STATED TASK: All lines below must be repeated exactly, with the pictures omitted.
+++ LISTED RECORDS +++
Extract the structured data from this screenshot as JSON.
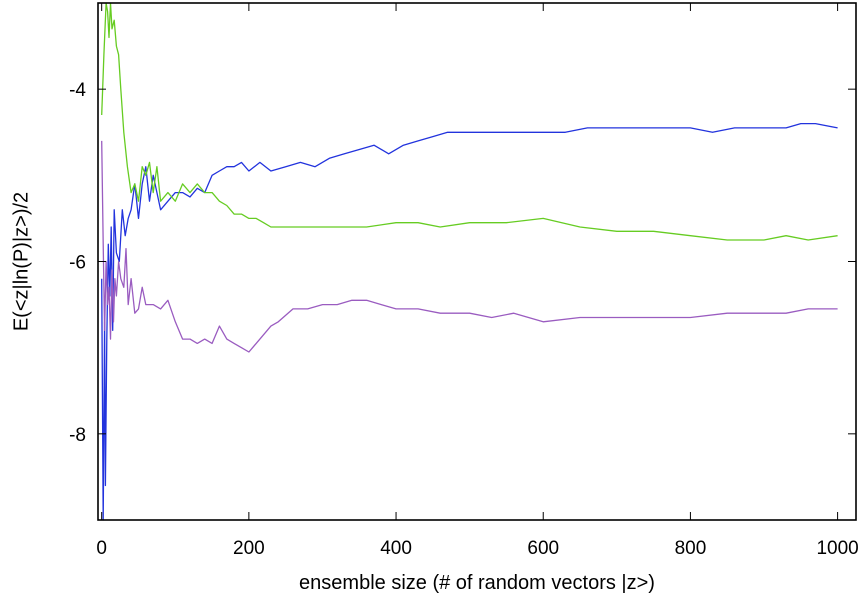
{
  "chart_data": {
    "type": "line",
    "title": "",
    "xlabel": "ensemble size (# of random vectors |z>)",
    "ylabel": "E(<z|ln(P)|z>)/2",
    "xlim": [
      -5,
      1025
    ],
    "ylim": [
      -9.0,
      -3.0
    ],
    "x_ticks": [
      0,
      200,
      400,
      600,
      800,
      1000
    ],
    "y_ticks": [
      -8,
      -6,
      -4
    ],
    "grid": false,
    "legend": "none",
    "series": [
      {
        "color": "#2233dd",
        "x": [
          0,
          2,
          4,
          5,
          7,
          9,
          11,
          13,
          15,
          17,
          20,
          24,
          28,
          32,
          36,
          40,
          45,
          50,
          55,
          60,
          65,
          70,
          80,
          90,
          100,
          110,
          120,
          130,
          140,
          150,
          160,
          170,
          180,
          190,
          200,
          215,
          230,
          250,
          270,
          290,
          310,
          330,
          350,
          370,
          390,
          410,
          430,
          450,
          470,
          500,
          530,
          560,
          600,
          630,
          660,
          700,
          730,
          760,
          800,
          830,
          860,
          900,
          930,
          950,
          970,
          1000
        ],
        "y": [
          -6.2,
          -9.0,
          -6.7,
          -8.6,
          -6.9,
          -5.8,
          -6.4,
          -5.6,
          -6.8,
          -5.4,
          -5.9,
          -6.0,
          -5.4,
          -5.7,
          -5.5,
          -5.4,
          -5.1,
          -5.5,
          -5.1,
          -4.9,
          -5.3,
          -5.0,
          -5.4,
          -5.3,
          -5.2,
          -5.2,
          -5.25,
          -5.15,
          -5.2,
          -5.0,
          -4.95,
          -4.9,
          -4.9,
          -4.85,
          -4.95,
          -4.85,
          -4.95,
          -4.9,
          -4.85,
          -4.9,
          -4.8,
          -4.75,
          -4.7,
          -4.65,
          -4.75,
          -4.65,
          -4.6,
          -4.55,
          -4.5,
          -4.5,
          -4.5,
          -4.5,
          -4.5,
          -4.5,
          -4.45,
          -4.45,
          -4.45,
          -4.45,
          -4.45,
          -4.5,
          -4.45,
          -4.45,
          -4.45,
          -4.4,
          -4.4,
          -4.45
        ]
      },
      {
        "color": "#66cc22",
        "x": [
          0,
          3,
          6,
          8,
          10,
          12,
          14,
          17,
          20,
          23,
          26,
          30,
          35,
          40,
          45,
          50,
          55,
          60,
          65,
          70,
          75,
          80,
          90,
          100,
          110,
          120,
          130,
          140,
          150,
          160,
          170,
          180,
          190,
          200,
          210,
          220,
          230,
          240,
          260,
          280,
          300,
          330,
          360,
          400,
          430,
          460,
          500,
          550,
          600,
          650,
          700,
          750,
          800,
          850,
          880,
          900,
          930,
          960,
          1000
        ],
        "y": [
          -4.3,
          -3.6,
          -3.0,
          -3.1,
          -3.4,
          -3.0,
          -3.3,
          -3.2,
          -3.5,
          -3.6,
          -4.0,
          -4.5,
          -4.9,
          -5.2,
          -5.1,
          -5.3,
          -4.9,
          -5.0,
          -4.85,
          -5.2,
          -4.9,
          -5.3,
          -5.2,
          -5.3,
          -5.1,
          -5.2,
          -5.1,
          -5.2,
          -5.2,
          -5.3,
          -5.35,
          -5.45,
          -5.45,
          -5.5,
          -5.5,
          -5.55,
          -5.6,
          -5.6,
          -5.6,
          -5.6,
          -5.6,
          -5.6,
          -5.6,
          -5.55,
          -5.55,
          -5.6,
          -5.55,
          -5.55,
          -5.5,
          -5.6,
          -5.65,
          -5.65,
          -5.7,
          -5.75,
          -5.75,
          -5.75,
          -5.7,
          -5.75,
          -5.7
        ]
      },
      {
        "color": "#9a5cc0",
        "x": [
          0,
          2,
          4,
          6,
          8,
          10,
          12,
          14,
          16,
          18,
          20,
          23,
          26,
          30,
          33,
          36,
          40,
          45,
          50,
          55,
          60,
          70,
          80,
          90,
          100,
          110,
          120,
          130,
          140,
          150,
          160,
          170,
          180,
          190,
          200,
          210,
          220,
          230,
          240,
          260,
          280,
          300,
          320,
          340,
          360,
          380,
          400,
          430,
          460,
          500,
          530,
          560,
          600,
          650,
          700,
          750,
          800,
          850,
          900,
          930,
          960,
          1000
        ],
        "y": [
          -4.6,
          -5.8,
          -6.8,
          -6.0,
          -6.5,
          -6.3,
          -6.9,
          -6.1,
          -6.7,
          -6.2,
          -6.4,
          -6.0,
          -6.2,
          -6.3,
          -5.85,
          -6.5,
          -6.2,
          -6.6,
          -6.55,
          -6.3,
          -6.5,
          -6.5,
          -6.55,
          -6.45,
          -6.7,
          -6.9,
          -6.9,
          -6.95,
          -6.9,
          -6.95,
          -6.75,
          -6.9,
          -6.95,
          -7.0,
          -7.05,
          -6.95,
          -6.85,
          -6.75,
          -6.7,
          -6.55,
          -6.55,
          -6.5,
          -6.5,
          -6.45,
          -6.45,
          -6.5,
          -6.55,
          -6.55,
          -6.6,
          -6.6,
          -6.65,
          -6.6,
          -6.7,
          -6.65,
          -6.65,
          -6.65,
          -6.65,
          -6.6,
          -6.6,
          -6.6,
          -6.55,
          -6.55
        ]
      }
    ]
  }
}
+++
EXERCISE ANSWER:
Extract the structured data from this screenshot as JSON.
{
  "chart_data": {
    "type": "line",
    "title": "",
    "xlabel": "ensemble size (# of random vectors |z>)",
    "ylabel": "E(<z|ln(P)|z>)/2",
    "xlim": [
      -5,
      1025
    ],
    "ylim": [
      -9.0,
      -3.0
    ],
    "x_ticks": [
      0,
      200,
      400,
      600,
      800,
      1000
    ],
    "y_ticks": [
      -8,
      -6,
      -4
    ],
    "grid": false,
    "legend": "none",
    "series": [
      {
        "color": "#2233dd",
        "x": [
          0,
          2,
          4,
          5,
          7,
          9,
          11,
          13,
          15,
          17,
          20,
          24,
          28,
          32,
          36,
          40,
          45,
          50,
          55,
          60,
          65,
          70,
          80,
          90,
          100,
          110,
          120,
          130,
          140,
          150,
          160,
          170,
          180,
          190,
          200,
          215,
          230,
          250,
          270,
          290,
          310,
          330,
          350,
          370,
          390,
          410,
          430,
          450,
          470,
          500,
          530,
          560,
          600,
          630,
          660,
          700,
          730,
          760,
          800,
          830,
          860,
          900,
          930,
          950,
          970,
          1000
        ],
        "y": [
          -6.2,
          -9.0,
          -6.7,
          -8.6,
          -6.9,
          -5.8,
          -6.4,
          -5.6,
          -6.8,
          -5.4,
          -5.9,
          -6.0,
          -5.4,
          -5.7,
          -5.5,
          -5.4,
          -5.1,
          -5.5,
          -5.1,
          -4.9,
          -5.3,
          -5.0,
          -5.4,
          -5.3,
          -5.2,
          -5.2,
          -5.25,
          -5.15,
          -5.2,
          -5.0,
          -4.95,
          -4.9,
          -4.9,
          -4.85,
          -4.95,
          -4.85,
          -4.95,
          -4.9,
          -4.85,
          -4.9,
          -4.8,
          -4.75,
          -4.7,
          -4.65,
          -4.75,
          -4.65,
          -4.6,
          -4.55,
          -4.5,
          -4.5,
          -4.5,
          -4.5,
          -4.5,
          -4.5,
          -4.45,
          -4.45,
          -4.45,
          -4.45,
          -4.45,
          -4.5,
          -4.45,
          -4.45,
          -4.45,
          -4.4,
          -4.4,
          -4.45
        ]
      },
      {
        "color": "#66cc22",
        "x": [
          0,
          3,
          6,
          8,
          10,
          12,
          14,
          17,
          20,
          23,
          26,
          30,
          35,
          40,
          45,
          50,
          55,
          60,
          65,
          70,
          75,
          80,
          90,
          100,
          110,
          120,
          130,
          140,
          150,
          160,
          170,
          180,
          190,
          200,
          210,
          220,
          230,
          240,
          260,
          280,
          300,
          330,
          360,
          400,
          430,
          460,
          500,
          550,
          600,
          650,
          700,
          750,
          800,
          850,
          880,
          900,
          930,
          960,
          1000
        ],
        "y": [
          -4.3,
          -3.6,
          -3.0,
          -3.1,
          -3.4,
          -3.0,
          -3.3,
          -3.2,
          -3.5,
          -3.6,
          -4.0,
          -4.5,
          -4.9,
          -5.2,
          -5.1,
          -5.3,
          -4.9,
          -5.0,
          -4.85,
          -5.2,
          -4.9,
          -5.3,
          -5.2,
          -5.3,
          -5.1,
          -5.2,
          -5.1,
          -5.2,
          -5.2,
          -5.3,
          -5.35,
          -5.45,
          -5.45,
          -5.5,
          -5.5,
          -5.55,
          -5.6,
          -5.6,
          -5.6,
          -5.6,
          -5.6,
          -5.6,
          -5.6,
          -5.55,
          -5.55,
          -5.6,
          -5.55,
          -5.55,
          -5.5,
          -5.6,
          -5.65,
          -5.65,
          -5.7,
          -5.75,
          -5.75,
          -5.75,
          -5.7,
          -5.75,
          -5.7
        ]
      },
      {
        "color": "#9a5cc0",
        "x": [
          0,
          2,
          4,
          6,
          8,
          10,
          12,
          14,
          16,
          18,
          20,
          23,
          26,
          30,
          33,
          36,
          40,
          45,
          50,
          55,
          60,
          70,
          80,
          90,
          100,
          110,
          120,
          130,
          140,
          150,
          160,
          170,
          180,
          190,
          200,
          210,
          220,
          230,
          240,
          260,
          280,
          300,
          320,
          340,
          360,
          380,
          400,
          430,
          460,
          500,
          530,
          560,
          600,
          650,
          700,
          750,
          800,
          850,
          900,
          930,
          960,
          1000
        ],
        "y": [
          -4.6,
          -5.8,
          -6.8,
          -6.0,
          -6.5,
          -6.3,
          -6.9,
          -6.1,
          -6.7,
          -6.2,
          -6.4,
          -6.0,
          -6.2,
          -6.3,
          -5.85,
          -6.5,
          -6.2,
          -6.6,
          -6.55,
          -6.3,
          -6.5,
          -6.5,
          -6.55,
          -6.45,
          -6.7,
          -6.9,
          -6.9,
          -6.95,
          -6.9,
          -6.95,
          -6.75,
          -6.9,
          -6.95,
          -7.0,
          -7.05,
          -6.95,
          -6.85,
          -6.75,
          -6.7,
          -6.55,
          -6.55,
          -6.5,
          -6.5,
          -6.45,
          -6.45,
          -6.5,
          -6.55,
          -6.55,
          -6.6,
          -6.6,
          -6.65,
          -6.6,
          -6.7,
          -6.65,
          -6.65,
          -6.65,
          -6.65,
          -6.6,
          -6.6,
          -6.6,
          -6.55,
          -6.55
        ]
      }
    ]
  }
}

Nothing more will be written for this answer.